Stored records
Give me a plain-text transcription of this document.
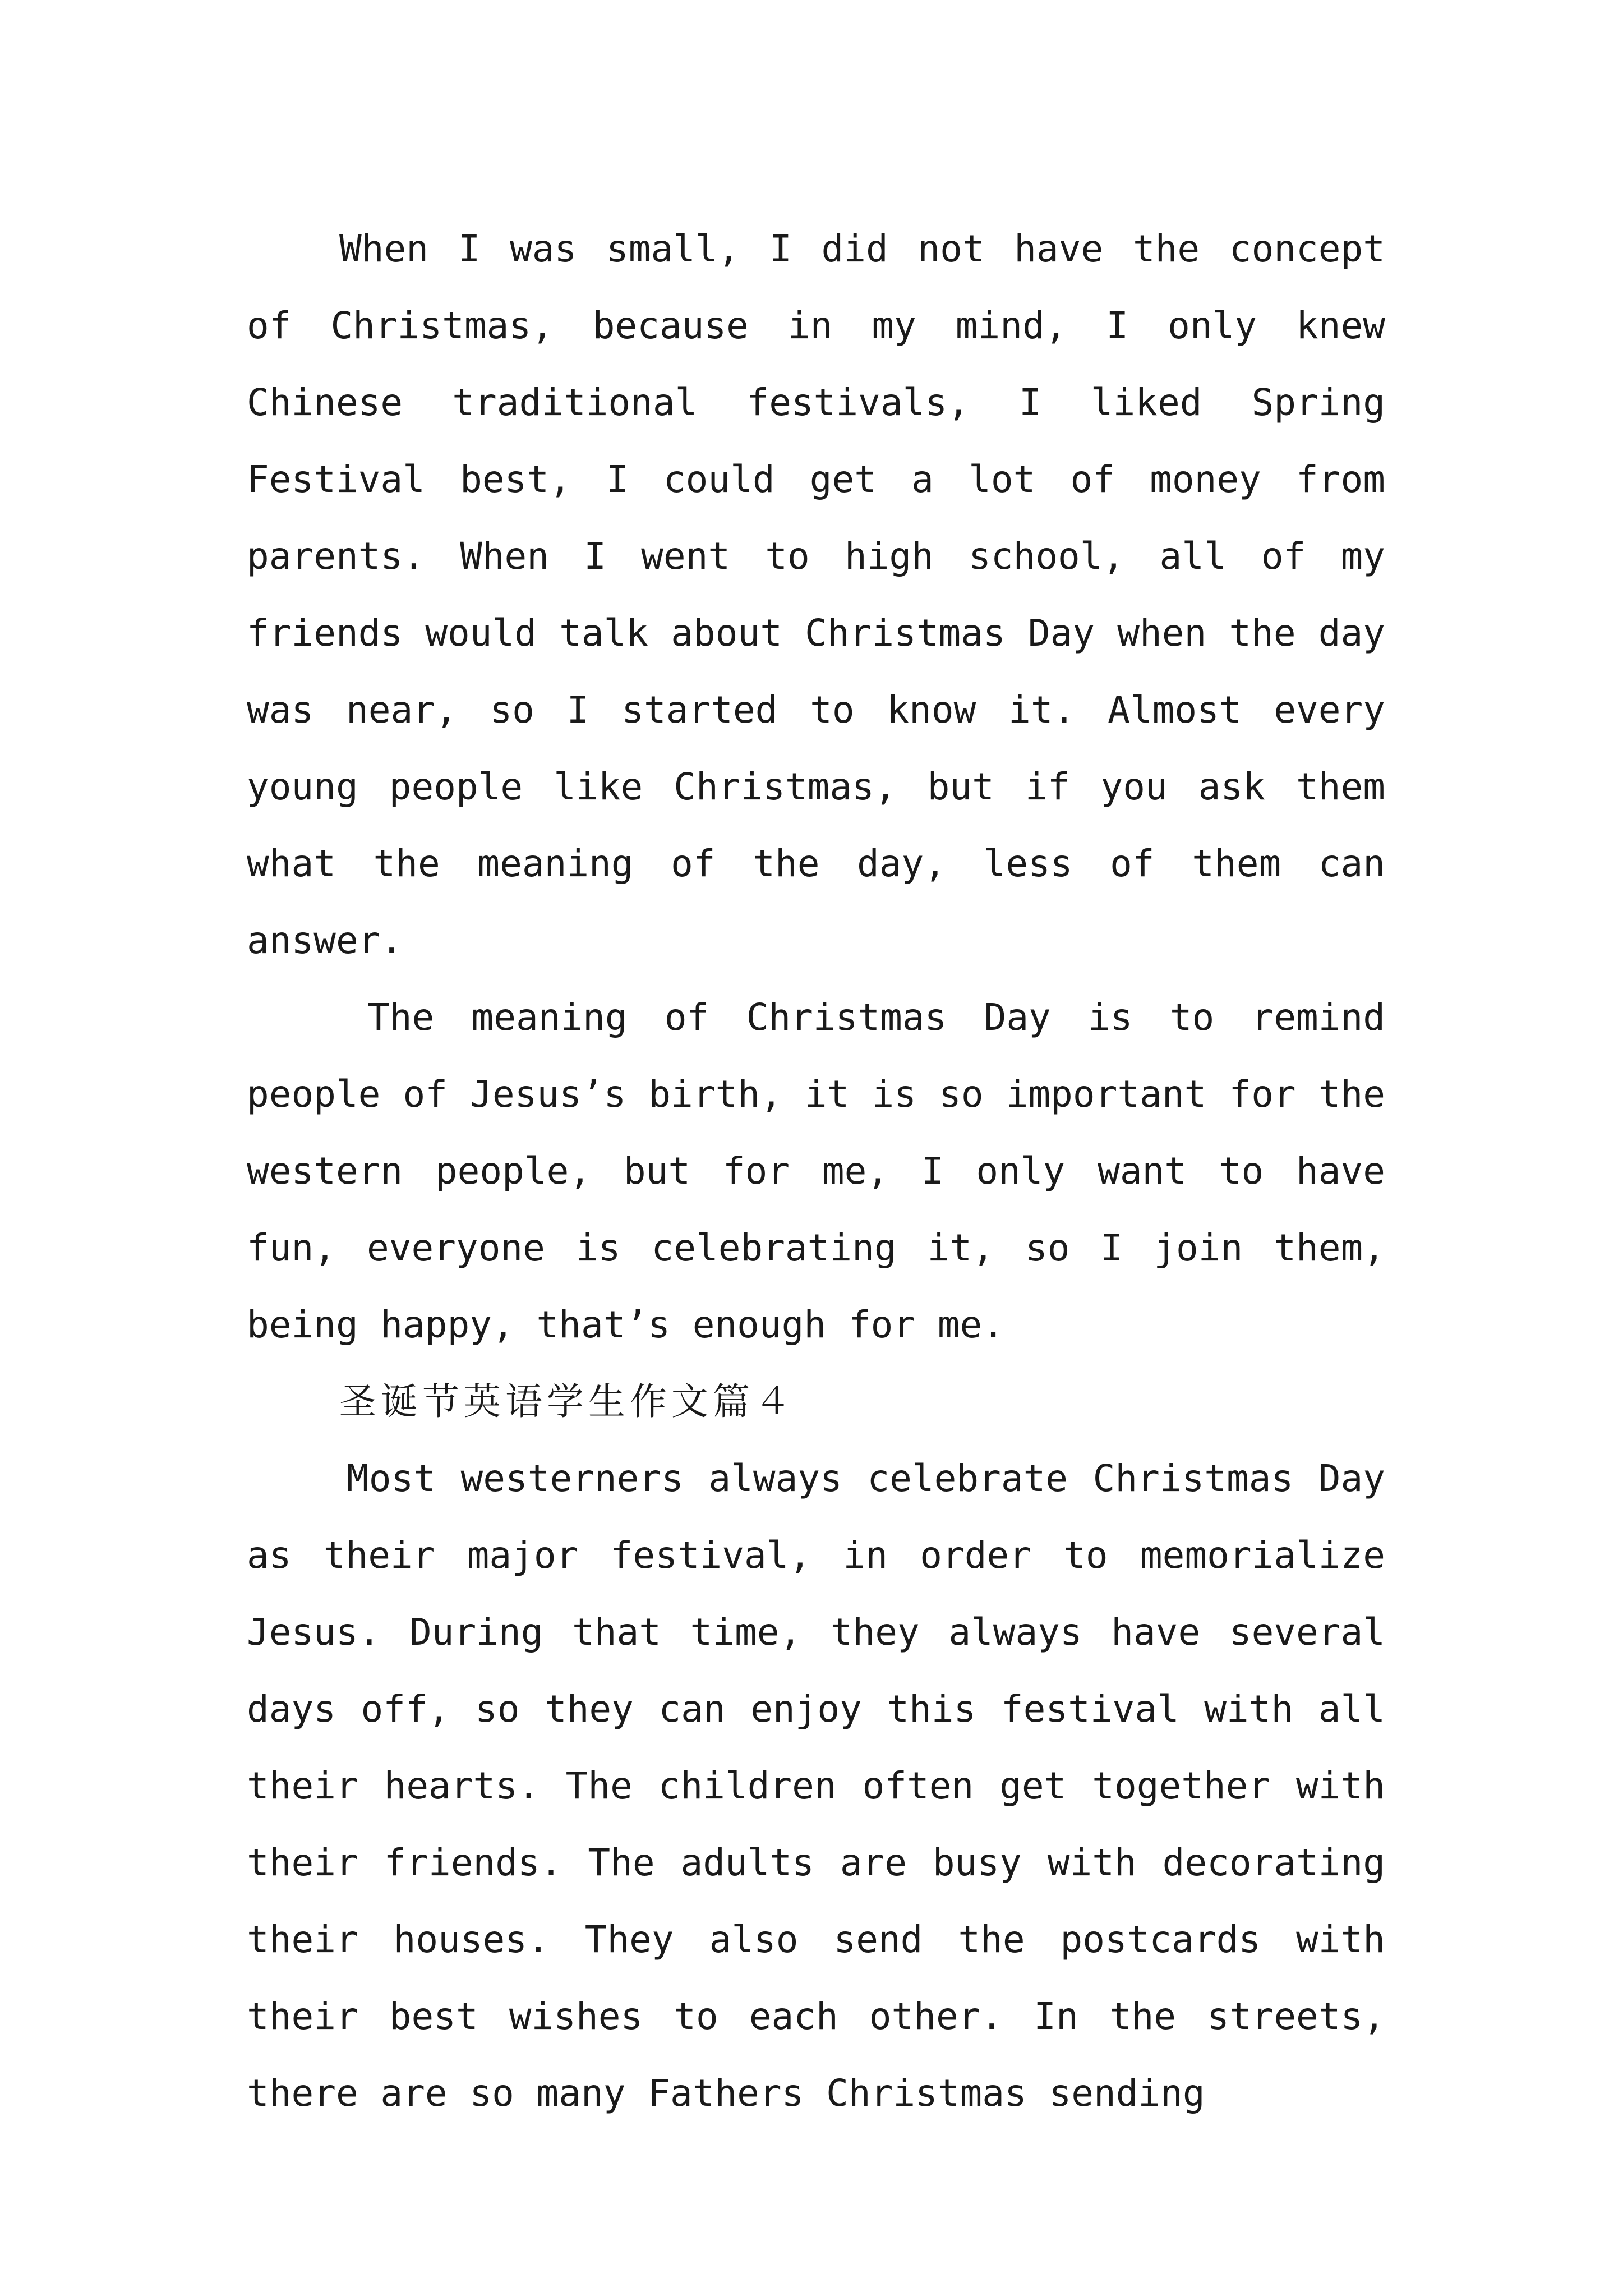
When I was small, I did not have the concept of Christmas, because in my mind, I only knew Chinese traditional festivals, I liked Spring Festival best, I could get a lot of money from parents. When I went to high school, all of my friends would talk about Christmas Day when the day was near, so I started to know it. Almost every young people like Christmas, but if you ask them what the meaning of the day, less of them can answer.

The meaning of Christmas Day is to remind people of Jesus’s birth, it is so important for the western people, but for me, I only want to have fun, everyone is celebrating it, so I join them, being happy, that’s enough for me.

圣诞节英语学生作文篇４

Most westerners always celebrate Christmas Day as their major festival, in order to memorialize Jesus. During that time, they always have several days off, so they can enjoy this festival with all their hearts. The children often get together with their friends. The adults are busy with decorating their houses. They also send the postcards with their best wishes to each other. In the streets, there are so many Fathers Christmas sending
* * *
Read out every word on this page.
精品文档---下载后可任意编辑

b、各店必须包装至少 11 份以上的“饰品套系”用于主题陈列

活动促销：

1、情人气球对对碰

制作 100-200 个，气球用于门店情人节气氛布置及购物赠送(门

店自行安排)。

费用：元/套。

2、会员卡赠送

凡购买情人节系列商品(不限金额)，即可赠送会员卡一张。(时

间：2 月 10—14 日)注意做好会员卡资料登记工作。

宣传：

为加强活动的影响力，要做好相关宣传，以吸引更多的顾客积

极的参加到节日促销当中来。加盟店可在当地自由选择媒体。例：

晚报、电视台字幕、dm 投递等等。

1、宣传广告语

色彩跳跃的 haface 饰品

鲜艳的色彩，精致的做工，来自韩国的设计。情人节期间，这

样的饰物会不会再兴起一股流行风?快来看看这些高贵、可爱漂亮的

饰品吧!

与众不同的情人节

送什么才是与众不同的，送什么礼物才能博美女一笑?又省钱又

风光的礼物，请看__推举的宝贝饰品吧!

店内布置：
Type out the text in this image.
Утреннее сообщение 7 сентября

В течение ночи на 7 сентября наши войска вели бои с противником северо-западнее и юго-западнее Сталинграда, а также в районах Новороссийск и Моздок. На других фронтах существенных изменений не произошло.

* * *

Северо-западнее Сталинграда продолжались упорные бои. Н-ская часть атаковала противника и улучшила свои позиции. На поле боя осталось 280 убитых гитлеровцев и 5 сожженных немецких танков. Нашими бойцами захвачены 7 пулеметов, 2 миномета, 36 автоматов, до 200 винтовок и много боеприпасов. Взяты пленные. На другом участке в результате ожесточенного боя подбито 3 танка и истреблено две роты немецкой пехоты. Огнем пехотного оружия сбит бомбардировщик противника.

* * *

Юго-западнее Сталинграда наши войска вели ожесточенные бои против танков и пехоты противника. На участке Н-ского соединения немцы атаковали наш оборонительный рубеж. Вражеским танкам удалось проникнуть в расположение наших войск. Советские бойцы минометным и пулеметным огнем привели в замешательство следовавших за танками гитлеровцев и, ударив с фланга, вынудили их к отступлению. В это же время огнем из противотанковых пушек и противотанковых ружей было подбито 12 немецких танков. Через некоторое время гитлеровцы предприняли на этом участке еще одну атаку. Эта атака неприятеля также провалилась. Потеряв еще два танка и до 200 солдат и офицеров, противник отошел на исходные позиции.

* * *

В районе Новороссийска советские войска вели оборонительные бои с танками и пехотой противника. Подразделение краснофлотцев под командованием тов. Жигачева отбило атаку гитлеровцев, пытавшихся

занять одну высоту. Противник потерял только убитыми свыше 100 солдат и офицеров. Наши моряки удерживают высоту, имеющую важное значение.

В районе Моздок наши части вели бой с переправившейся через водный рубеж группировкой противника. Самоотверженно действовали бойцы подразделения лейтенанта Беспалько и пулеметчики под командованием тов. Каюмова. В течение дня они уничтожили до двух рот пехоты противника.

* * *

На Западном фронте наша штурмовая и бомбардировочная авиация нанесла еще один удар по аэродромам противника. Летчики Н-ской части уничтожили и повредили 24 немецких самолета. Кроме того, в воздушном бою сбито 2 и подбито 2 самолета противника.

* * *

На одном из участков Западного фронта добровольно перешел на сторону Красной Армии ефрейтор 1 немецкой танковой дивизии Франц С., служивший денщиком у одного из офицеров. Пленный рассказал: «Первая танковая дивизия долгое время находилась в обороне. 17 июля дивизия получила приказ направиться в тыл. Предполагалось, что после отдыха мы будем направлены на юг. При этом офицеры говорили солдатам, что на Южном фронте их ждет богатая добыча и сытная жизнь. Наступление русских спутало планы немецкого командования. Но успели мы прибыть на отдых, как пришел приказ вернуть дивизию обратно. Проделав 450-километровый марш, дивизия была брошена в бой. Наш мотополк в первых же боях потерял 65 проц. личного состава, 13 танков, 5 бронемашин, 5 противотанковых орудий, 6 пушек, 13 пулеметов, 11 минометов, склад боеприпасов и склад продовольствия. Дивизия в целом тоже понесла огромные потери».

--- Problem to work on ---
Pick out the lines containing the string "text".

--- Result of this task ---
Give me a plain-text transcription of this document.
Type out the text in this image.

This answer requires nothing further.